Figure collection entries

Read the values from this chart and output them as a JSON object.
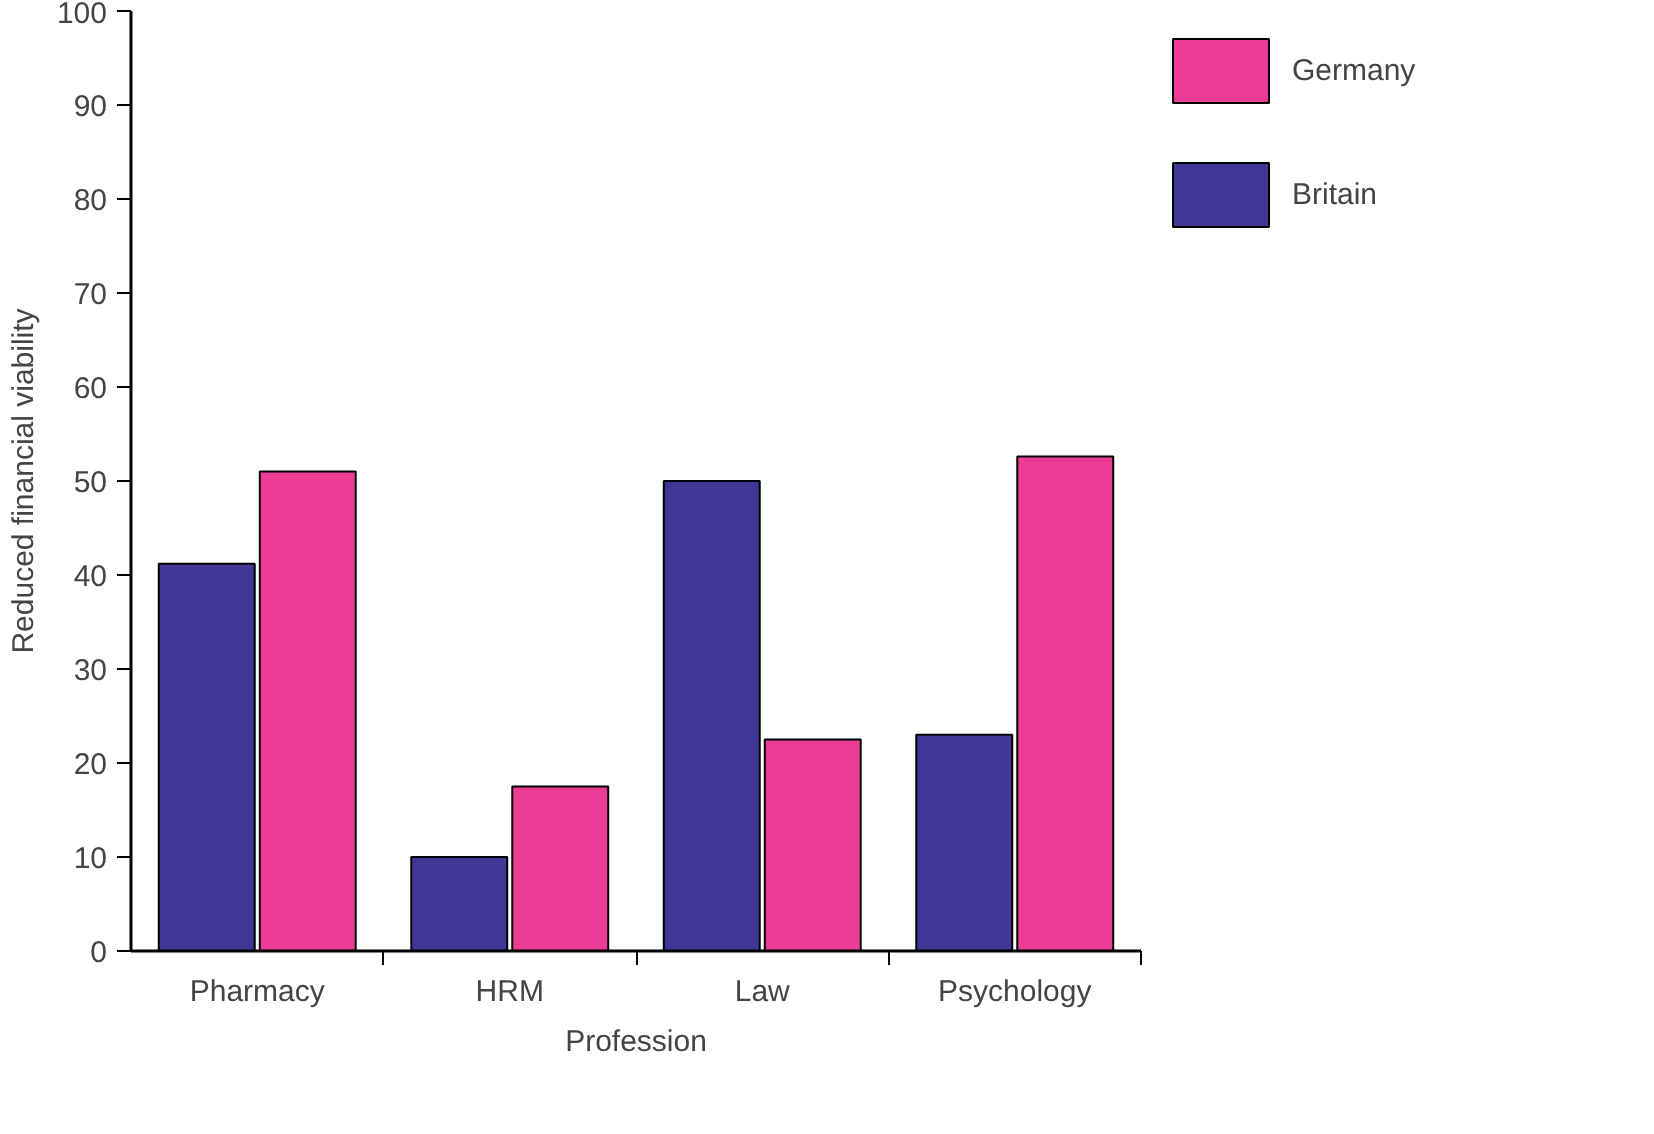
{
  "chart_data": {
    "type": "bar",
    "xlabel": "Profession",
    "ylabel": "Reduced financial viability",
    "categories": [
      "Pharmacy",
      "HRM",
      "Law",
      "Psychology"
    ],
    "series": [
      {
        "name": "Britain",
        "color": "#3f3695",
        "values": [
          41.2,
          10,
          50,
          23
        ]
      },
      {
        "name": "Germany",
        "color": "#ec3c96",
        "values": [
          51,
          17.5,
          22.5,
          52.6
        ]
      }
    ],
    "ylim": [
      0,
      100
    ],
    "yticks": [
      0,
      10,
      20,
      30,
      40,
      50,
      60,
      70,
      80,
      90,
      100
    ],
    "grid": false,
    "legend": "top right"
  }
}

> **Exercise prompt**
Each entry shown above must be quoted exactly, with its pictures left out.

> **Solved exercise**
Read the values from this chart and output them as a JSON object.
{
  "chart_data": {
    "type": "bar",
    "xlabel": "Profession",
    "ylabel": "Reduced financial viability",
    "categories": [
      "Pharmacy",
      "HRM",
      "Law",
      "Psychology"
    ],
    "series": [
      {
        "name": "Britain",
        "color": "#3f3695",
        "values": [
          41.2,
          10,
          50,
          23
        ]
      },
      {
        "name": "Germany",
        "color": "#ec3c96",
        "values": [
          51,
          17.5,
          22.5,
          52.6
        ]
      }
    ],
    "ylim": [
      0,
      100
    ],
    "yticks": [
      0,
      10,
      20,
      30,
      40,
      50,
      60,
      70,
      80,
      90,
      100
    ],
    "grid": false,
    "legend": "top right"
  }
}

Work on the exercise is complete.